[Begin]

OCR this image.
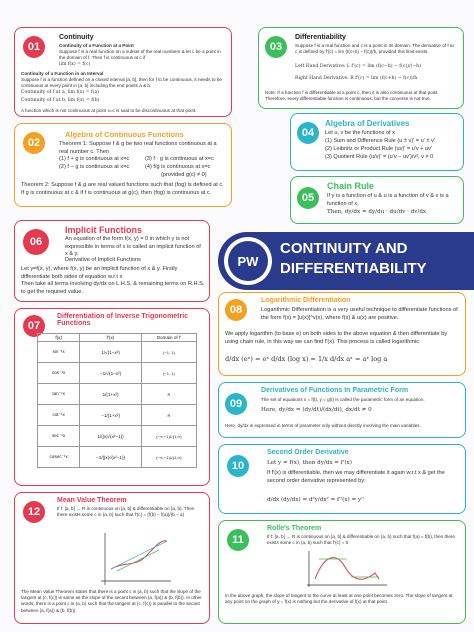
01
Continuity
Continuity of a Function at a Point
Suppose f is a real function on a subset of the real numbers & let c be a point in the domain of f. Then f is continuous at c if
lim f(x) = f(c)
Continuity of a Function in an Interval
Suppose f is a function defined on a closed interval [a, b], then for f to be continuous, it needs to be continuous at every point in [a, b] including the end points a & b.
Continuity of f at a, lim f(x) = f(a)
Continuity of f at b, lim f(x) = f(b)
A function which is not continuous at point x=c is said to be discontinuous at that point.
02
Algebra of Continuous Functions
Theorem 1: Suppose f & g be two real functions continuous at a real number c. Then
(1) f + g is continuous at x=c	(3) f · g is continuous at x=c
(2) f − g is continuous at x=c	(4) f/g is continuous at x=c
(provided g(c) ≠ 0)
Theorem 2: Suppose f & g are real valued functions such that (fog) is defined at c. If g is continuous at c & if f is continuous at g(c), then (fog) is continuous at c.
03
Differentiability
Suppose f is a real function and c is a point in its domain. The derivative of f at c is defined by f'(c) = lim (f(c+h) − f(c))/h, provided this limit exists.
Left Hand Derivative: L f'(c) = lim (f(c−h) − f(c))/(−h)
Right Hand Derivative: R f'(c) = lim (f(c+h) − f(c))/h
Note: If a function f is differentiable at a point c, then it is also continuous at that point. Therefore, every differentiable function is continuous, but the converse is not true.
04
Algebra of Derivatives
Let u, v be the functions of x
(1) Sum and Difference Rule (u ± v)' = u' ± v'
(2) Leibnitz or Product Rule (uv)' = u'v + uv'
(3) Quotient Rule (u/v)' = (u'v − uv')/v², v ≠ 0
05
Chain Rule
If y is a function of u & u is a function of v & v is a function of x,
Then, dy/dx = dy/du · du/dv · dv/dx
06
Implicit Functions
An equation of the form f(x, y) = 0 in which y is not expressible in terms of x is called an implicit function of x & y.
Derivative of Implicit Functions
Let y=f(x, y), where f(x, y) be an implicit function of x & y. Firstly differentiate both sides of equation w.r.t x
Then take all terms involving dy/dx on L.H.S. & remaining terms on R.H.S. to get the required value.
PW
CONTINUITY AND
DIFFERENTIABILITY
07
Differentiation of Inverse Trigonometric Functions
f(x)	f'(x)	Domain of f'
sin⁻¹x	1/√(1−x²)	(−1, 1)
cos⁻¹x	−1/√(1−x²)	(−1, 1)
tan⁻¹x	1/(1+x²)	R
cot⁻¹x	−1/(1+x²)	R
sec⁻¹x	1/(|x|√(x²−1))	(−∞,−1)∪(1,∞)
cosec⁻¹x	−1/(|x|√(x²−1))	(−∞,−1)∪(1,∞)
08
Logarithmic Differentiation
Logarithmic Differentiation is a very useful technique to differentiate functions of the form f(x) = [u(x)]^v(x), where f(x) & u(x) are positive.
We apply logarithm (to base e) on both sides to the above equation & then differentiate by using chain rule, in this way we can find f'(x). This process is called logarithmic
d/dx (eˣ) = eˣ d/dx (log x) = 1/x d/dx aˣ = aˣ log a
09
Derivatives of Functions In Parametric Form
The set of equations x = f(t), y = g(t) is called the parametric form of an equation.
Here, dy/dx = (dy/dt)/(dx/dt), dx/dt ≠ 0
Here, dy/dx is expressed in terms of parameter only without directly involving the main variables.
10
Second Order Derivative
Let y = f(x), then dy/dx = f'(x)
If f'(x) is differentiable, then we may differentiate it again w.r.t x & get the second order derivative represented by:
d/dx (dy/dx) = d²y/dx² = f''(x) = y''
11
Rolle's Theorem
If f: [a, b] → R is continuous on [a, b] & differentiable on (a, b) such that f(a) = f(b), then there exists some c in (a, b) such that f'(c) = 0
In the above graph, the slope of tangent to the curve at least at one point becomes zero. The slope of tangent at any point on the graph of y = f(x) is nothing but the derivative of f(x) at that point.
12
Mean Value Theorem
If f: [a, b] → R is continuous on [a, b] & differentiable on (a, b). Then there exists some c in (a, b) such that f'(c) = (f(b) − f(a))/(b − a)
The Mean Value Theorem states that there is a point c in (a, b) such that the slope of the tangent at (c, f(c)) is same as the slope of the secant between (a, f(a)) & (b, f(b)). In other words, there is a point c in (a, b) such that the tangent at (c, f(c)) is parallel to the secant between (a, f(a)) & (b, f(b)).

[End]

**Goal**
Except for the pictures, print the data above exactly.

**Answer to the problem**
OCR this image.
01
Continuity
Continuity of a Function at a Point
Suppose f is a real function on a subset of the real numbers & let c be a point in the domain of f. Then f is continuous at c if
lim f(x) = f(c)
Continuity of a Function in an Interval
Suppose f is a function defined on a closed interval [a, b], then for f to be continuous, it needs to be continuous at every point in [a, b] including the end points a & b.
Continuity of f at a, lim f(x) = f(a)
Continuity of f at b, lim f(x) = f(b)
A function which is not continuous at point x=c is said to be discontinuous at that point.
02
Algebra of Continuous Functions
Theorem 1: Suppose f & g be two real functions continuous at a real number c. Then
(1) f + g is continuous at x=c	(3) f · g is continuous at x=c
(2) f − g is continuous at x=c	(4) f/g is continuous at x=c
(provided g(c) ≠ 0)
Theorem 2: Suppose f & g are real valued functions such that (fog) is defined at c. If g is continuous at c & if f is continuous at g(c), then (fog) is continuous at c.
03
Differentiability
Suppose f is a real function and c is a point in its domain. The derivative of f at c is defined by f'(c) = lim (f(c+h) − f(c))/h, provided this limit exists.
Left Hand Derivative: L f'(c) = lim (f(c−h) − f(c))/(−h)
Right Hand Derivative: R f'(c) = lim (f(c+h) − f(c))/h
Note: If a function f is differentiable at a point c, then it is also continuous at that point. Therefore, every differentiable function is continuous, but the converse is not true.
04
Algebra of Derivatives
Let u, v be the functions of x
(1) Sum and Difference Rule (u ± v)' = u' ± v'
(2) Leibnitz or Product Rule (uv)' = u'v + uv'
(3) Quotient Rule (u/v)' = (u'v − uv')/v², v ≠ 0
05
Chain Rule
If y is a function of u & u is a function of v & v is a function of x,
Then, dy/dx = dy/du · du/dv · dv/dx
06
Implicit Functions
An equation of the form f(x, y) = 0 in which y is not expressible in terms of x is called an implicit function of x & y.
Derivative of Implicit Functions
Let y=f(x, y), where f(x, y) be an implicit function of x & y. Firstly differentiate both sides of equation w.r.t x
Then take all terms involving dy/dx on L.H.S. & remaining terms on R.H.S. to get the required value.
PW
CONTINUITY AND
DIFFERENTIABILITY
07
Differentiation of Inverse Trigonometric Functions
f(x)	f'(x)	Domain of f'
sin⁻¹x	1/√(1−x²)	(−1, 1)
cos⁻¹x	−1/√(1−x²)	(−1, 1)
tan⁻¹x	1/(1+x²)	R
cot⁻¹x	−1/(1+x²)	R
sec⁻¹x	1/(|x|√(x²−1))	(−∞,−1)∪(1,∞)
cosec⁻¹x	−1/(|x|√(x²−1))	(−∞,−1)∪(1,∞)
08
Logarithmic Differentiation
Logarithmic Differentiation is a very useful technique to differentiate functions of the form f(x) = [u(x)]^v(x), where f(x) & u(x) are positive.
We apply logarithm (to base e) on both sides to the above equation & then differentiate by using chain rule, in this way we can find f'(x). This process is called logarithmic
d/dx (eˣ) = eˣ d/dx (log x) = 1/x d/dx aˣ = aˣ log a
09
Derivatives of Functions In Parametric Form
The set of equations x = f(t), y = g(t) is called the parametric form of an equation.
Here, dy/dx = (dy/dt)/(dx/dt), dx/dt ≠ 0
Here, dy/dx is expressed in terms of parameter only without directly involving the main variables.
10
Second Order Derivative
Let y = f(x), then dy/dx = f'(x)
If f'(x) is differentiable, then we may differentiate it again w.r.t x & get the second order derivative represented by:
d/dx (dy/dx) = d²y/dx² = f''(x) = y''
11
Rolle's Theorem
If f: [a, b] → R is continuous on [a, b] & differentiable on (a, b) such that f(a) = f(b), then there exists some c in (a, b) such that f'(c) = 0
In the above graph, the slope of tangent to the curve at least at one point becomes zero. The slope of tangent at any point on the graph of y = f(x) is nothing but the derivative of f(x) at that point.
12
Mean Value Theorem
If f: [a, b] → R is continuous on [a, b] & differentiable on (a, b). Then there exists some c in (a, b) such that f'(c) = (f(b) − f(a))/(b − a)
The Mean Value Theorem states that there is a point c in (a, b) such that the slope of the tangent at (c, f(c)) is same as the slope of the secant between (a, f(a)) & (b, f(b)). In other words, there is a point c in (a, b) such that the tangent at (c, f(c)) is parallel to the secant between (a, f(a)) & (b, f(b)).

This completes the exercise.